(Dataset entries)

------------

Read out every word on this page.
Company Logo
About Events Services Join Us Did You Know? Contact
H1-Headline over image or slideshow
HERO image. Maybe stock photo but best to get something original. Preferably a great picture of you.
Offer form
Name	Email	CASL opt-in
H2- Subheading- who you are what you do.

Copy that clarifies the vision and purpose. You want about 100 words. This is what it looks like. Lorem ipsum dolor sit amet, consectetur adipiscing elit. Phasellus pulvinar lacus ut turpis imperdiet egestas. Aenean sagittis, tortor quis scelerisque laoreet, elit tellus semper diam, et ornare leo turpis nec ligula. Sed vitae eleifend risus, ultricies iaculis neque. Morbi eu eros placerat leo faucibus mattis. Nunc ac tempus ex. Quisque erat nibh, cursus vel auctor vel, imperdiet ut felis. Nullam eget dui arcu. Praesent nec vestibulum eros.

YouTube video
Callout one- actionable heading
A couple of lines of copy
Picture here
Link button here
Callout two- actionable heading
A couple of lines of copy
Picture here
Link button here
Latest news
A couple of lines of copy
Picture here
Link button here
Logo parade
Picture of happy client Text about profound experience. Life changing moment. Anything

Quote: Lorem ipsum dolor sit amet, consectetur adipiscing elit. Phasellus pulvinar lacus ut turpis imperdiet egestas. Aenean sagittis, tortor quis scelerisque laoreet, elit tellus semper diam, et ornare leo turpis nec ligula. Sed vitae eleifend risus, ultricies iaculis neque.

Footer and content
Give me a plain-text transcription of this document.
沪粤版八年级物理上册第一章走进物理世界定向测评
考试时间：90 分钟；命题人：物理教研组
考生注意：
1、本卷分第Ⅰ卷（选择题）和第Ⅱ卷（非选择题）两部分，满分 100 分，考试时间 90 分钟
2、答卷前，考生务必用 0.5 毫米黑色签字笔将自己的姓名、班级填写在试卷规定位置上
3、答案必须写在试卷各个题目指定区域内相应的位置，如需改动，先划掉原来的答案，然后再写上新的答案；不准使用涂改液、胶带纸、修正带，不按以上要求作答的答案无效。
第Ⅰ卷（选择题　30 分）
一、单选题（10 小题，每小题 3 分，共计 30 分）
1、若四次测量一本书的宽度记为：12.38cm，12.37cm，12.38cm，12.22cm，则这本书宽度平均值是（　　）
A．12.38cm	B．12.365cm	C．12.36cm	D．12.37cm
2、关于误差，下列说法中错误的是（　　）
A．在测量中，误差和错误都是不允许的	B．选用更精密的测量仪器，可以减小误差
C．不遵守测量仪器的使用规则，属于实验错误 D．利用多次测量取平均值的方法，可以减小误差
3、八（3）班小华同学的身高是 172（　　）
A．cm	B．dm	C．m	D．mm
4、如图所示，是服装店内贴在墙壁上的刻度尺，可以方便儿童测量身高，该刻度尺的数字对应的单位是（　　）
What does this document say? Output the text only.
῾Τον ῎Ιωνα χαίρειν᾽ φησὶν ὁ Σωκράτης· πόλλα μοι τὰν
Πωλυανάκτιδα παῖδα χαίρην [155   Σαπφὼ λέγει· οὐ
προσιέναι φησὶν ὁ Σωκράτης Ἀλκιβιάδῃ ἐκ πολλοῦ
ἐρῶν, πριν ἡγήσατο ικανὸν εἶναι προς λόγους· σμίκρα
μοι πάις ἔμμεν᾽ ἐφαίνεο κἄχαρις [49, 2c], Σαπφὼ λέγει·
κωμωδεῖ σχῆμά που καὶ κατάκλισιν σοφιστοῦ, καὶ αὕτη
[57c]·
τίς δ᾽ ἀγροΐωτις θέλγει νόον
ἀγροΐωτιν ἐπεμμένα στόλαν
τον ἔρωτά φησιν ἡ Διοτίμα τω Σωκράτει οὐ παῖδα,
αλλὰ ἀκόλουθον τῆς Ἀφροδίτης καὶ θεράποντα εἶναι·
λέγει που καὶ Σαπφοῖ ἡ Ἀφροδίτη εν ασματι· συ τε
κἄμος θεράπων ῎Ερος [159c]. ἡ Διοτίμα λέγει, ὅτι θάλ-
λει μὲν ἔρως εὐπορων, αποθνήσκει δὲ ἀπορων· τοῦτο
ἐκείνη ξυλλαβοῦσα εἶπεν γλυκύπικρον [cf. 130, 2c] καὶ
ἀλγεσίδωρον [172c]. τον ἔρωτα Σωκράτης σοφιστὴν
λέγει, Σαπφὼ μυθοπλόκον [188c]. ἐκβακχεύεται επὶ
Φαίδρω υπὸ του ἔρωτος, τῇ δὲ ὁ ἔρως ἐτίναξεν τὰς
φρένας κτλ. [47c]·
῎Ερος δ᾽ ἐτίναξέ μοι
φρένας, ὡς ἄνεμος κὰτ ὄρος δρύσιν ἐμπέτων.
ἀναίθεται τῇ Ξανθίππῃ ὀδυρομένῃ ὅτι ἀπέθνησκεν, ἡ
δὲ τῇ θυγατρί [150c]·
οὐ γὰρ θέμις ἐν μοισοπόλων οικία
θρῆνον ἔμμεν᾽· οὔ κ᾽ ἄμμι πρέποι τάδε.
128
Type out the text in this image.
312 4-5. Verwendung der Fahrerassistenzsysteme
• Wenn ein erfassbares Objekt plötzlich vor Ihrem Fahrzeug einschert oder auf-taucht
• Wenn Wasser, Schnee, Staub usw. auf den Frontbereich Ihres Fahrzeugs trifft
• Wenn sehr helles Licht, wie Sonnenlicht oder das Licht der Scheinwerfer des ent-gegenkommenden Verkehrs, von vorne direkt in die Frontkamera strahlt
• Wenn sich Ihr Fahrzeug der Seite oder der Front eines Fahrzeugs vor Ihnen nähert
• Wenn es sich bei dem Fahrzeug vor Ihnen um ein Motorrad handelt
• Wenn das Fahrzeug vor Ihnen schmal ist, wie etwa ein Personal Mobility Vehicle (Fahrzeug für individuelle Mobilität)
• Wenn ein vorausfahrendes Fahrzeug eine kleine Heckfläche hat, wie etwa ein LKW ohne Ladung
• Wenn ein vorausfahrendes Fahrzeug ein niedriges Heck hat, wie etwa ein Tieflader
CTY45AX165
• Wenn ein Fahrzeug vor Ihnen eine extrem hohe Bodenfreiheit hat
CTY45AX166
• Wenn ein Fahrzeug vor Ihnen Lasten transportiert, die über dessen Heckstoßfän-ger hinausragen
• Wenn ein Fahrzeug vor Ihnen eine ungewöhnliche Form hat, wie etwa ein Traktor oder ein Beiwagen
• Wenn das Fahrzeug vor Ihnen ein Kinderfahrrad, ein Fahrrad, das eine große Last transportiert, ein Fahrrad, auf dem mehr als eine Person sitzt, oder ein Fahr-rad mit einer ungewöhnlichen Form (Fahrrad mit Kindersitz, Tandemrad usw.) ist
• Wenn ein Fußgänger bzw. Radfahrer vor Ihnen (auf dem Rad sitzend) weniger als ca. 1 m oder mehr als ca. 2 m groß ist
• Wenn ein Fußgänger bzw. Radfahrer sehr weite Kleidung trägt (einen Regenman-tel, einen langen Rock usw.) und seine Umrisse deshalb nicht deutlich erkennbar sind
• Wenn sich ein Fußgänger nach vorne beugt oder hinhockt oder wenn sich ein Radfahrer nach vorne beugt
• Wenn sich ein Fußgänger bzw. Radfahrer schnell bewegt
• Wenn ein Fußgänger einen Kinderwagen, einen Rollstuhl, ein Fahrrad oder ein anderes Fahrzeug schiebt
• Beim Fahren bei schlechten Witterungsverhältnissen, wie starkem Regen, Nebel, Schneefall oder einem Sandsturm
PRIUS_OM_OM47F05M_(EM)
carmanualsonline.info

------------

Task instructions: Pull every line containing "document" from the material above.

The answer:
Give me a plain-text transcription of this document.
What does this document say? Output the text only.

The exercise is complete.